━━━ Entries shown ━━━
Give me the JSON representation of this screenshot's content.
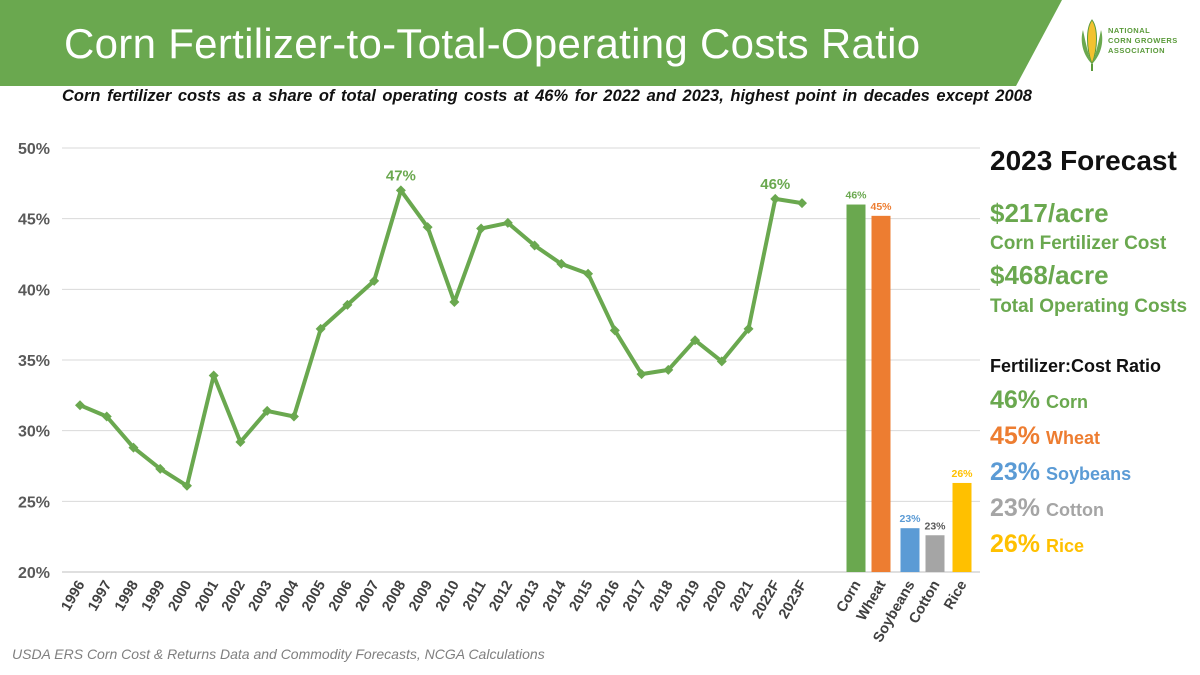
{
  "title": "Corn Fertilizer-to-Total-Operating Costs Ratio",
  "subtitle": "Corn fertilizer costs as a share of total operating costs at 46% for 2022 and 2023, highest point in decades except 2008",
  "logo": {
    "lines": [
      "NATIONAL",
      "CORN GROWERS",
      "ASSOCIATION"
    ]
  },
  "source": "USDA ERS Corn Cost & Returns Data and Commodity Forecasts, NCGA Calculations",
  "colors": {
    "banner": "#6aa84f",
    "line": "#6aa84f",
    "corn": "#6aa84f",
    "wheat": "#ed7d31",
    "soybeans": "#5b9bd5",
    "cotton": "#a5a5a5",
    "rice": "#ffc000"
  },
  "forecast": {
    "title": "2023 Forecast",
    "fert_value": "$217/acre",
    "fert_label": "Corn Fertilizer Cost",
    "total_value": "$468/acre",
    "total_label": "Total Operating Costs",
    "ratio_title": "Fertilizer:Cost Ratio",
    "ratios": [
      {
        "pct": "46%",
        "crop": "Corn"
      },
      {
        "pct": "45%",
        "crop": "Wheat"
      },
      {
        "pct": "23%",
        "crop": "Soybeans"
      },
      {
        "pct": "23%",
        "crop": "Cotton"
      },
      {
        "pct": "26%",
        "crop": "Rice"
      }
    ]
  },
  "chart_data": [
    {
      "type": "line",
      "title": "Corn Fertilizer-to-Total-Operating Costs Ratio",
      "x": [
        "1996",
        "1997",
        "1998",
        "1999",
        "2000",
        "2001",
        "2002",
        "2003",
        "2004",
        "2005",
        "2006",
        "2007",
        "2008",
        "2009",
        "2010",
        "2011",
        "2012",
        "2013",
        "2014",
        "2015",
        "2016",
        "2017",
        "2018",
        "2019",
        "2020",
        "2021",
        "2022F",
        "2023F"
      ],
      "values": [
        31.8,
        31.0,
        28.8,
        27.3,
        26.1,
        33.9,
        29.2,
        31.4,
        31.0,
        37.2,
        38.9,
        40.6,
        47.0,
        44.4,
        39.1,
        44.3,
        44.7,
        43.1,
        41.8,
        41.1,
        37.1,
        34.0,
        34.3,
        36.4,
        34.9,
        37.2,
        46.4,
        46.1
      ],
      "annotations": [
        {
          "x": "2008",
          "label": "47%"
        },
        {
          "x": "2022F",
          "label": "46%"
        }
      ],
      "yticks": [
        "20%",
        "25%",
        "30%",
        "35%",
        "40%",
        "45%",
        "50%"
      ],
      "ylim": [
        20,
        50
      ]
    },
    {
      "type": "bar",
      "categories": [
        "Corn",
        "Wheat",
        "Soybeans",
        "Cotton",
        "Rice"
      ],
      "values": [
        46.0,
        45.2,
        23.1,
        22.6,
        26.3
      ],
      "labels": [
        "46%",
        "45%",
        "23%",
        "23%",
        "26%"
      ],
      "ylim": [
        20,
        50
      ]
    }
  ]
}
━━━
→ What is needed
Verbatim reproduction of every record is required; images are left out.

→ The solution
Give me the JSON representation of this screenshot's content.
{
  "title": "Corn Fertilizer-to-Total-Operating Costs Ratio",
  "subtitle": "Corn fertilizer costs as a share of total operating costs at 46% for 2022 and 2023, highest point in decades except 2008",
  "logo": {
    "lines": [
      "NATIONAL",
      "CORN GROWERS",
      "ASSOCIATION"
    ]
  },
  "source": "USDA ERS Corn Cost & Returns Data and Commodity Forecasts, NCGA Calculations",
  "colors": {
    "banner": "#6aa84f",
    "line": "#6aa84f",
    "corn": "#6aa84f",
    "wheat": "#ed7d31",
    "soybeans": "#5b9bd5",
    "cotton": "#a5a5a5",
    "rice": "#ffc000"
  },
  "forecast": {
    "title": "2023 Forecast",
    "fert_value": "$217/acre",
    "fert_label": "Corn Fertilizer Cost",
    "total_value": "$468/acre",
    "total_label": "Total Operating Costs",
    "ratio_title": "Fertilizer:Cost Ratio",
    "ratios": [
      {
        "pct": "46%",
        "crop": "Corn"
      },
      {
        "pct": "45%",
        "crop": "Wheat"
      },
      {
        "pct": "23%",
        "crop": "Soybeans"
      },
      {
        "pct": "23%",
        "crop": "Cotton"
      },
      {
        "pct": "26%",
        "crop": "Rice"
      }
    ]
  },
  "chart_data": [
    {
      "type": "line",
      "title": "Corn Fertilizer-to-Total-Operating Costs Ratio",
      "x": [
        "1996",
        "1997",
        "1998",
        "1999",
        "2000",
        "2001",
        "2002",
        "2003",
        "2004",
        "2005",
        "2006",
        "2007",
        "2008",
        "2009",
        "2010",
        "2011",
        "2012",
        "2013",
        "2014",
        "2015",
        "2016",
        "2017",
        "2018",
        "2019",
        "2020",
        "2021",
        "2022F",
        "2023F"
      ],
      "values": [
        31.8,
        31.0,
        28.8,
        27.3,
        26.1,
        33.9,
        29.2,
        31.4,
        31.0,
        37.2,
        38.9,
        40.6,
        47.0,
        44.4,
        39.1,
        44.3,
        44.7,
        43.1,
        41.8,
        41.1,
        37.1,
        34.0,
        34.3,
        36.4,
        34.9,
        37.2,
        46.4,
        46.1
      ],
      "annotations": [
        {
          "x": "2008",
          "label": "47%"
        },
        {
          "x": "2022F",
          "label": "46%"
        }
      ],
      "yticks": [
        "20%",
        "25%",
        "30%",
        "35%",
        "40%",
        "45%",
        "50%"
      ],
      "ylim": [
        20,
        50
      ]
    },
    {
      "type": "bar",
      "categories": [
        "Corn",
        "Wheat",
        "Soybeans",
        "Cotton",
        "Rice"
      ],
      "values": [
        46.0,
        45.2,
        23.1,
        22.6,
        26.3
      ],
      "labels": [
        "46%",
        "45%",
        "23%",
        "23%",
        "26%"
      ],
      "ylim": [
        20,
        50
      ]
    }
  ]
}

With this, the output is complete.